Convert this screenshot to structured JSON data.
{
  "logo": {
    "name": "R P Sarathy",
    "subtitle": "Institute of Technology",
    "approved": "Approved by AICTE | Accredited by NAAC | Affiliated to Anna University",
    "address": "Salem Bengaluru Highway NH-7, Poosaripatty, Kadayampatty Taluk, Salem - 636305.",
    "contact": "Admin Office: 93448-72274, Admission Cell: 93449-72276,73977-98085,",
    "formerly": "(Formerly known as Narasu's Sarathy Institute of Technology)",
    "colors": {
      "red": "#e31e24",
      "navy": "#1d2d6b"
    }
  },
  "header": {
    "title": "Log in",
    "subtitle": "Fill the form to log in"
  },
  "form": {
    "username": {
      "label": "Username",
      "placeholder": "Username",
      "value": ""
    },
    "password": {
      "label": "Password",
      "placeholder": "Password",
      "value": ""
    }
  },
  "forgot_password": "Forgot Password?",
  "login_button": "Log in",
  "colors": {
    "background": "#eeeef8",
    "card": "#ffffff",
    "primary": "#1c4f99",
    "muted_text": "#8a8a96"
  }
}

------------------------------------------------------------------------

Given task:
From the material, report only how many lines include the word "Technology".

Final answer:
2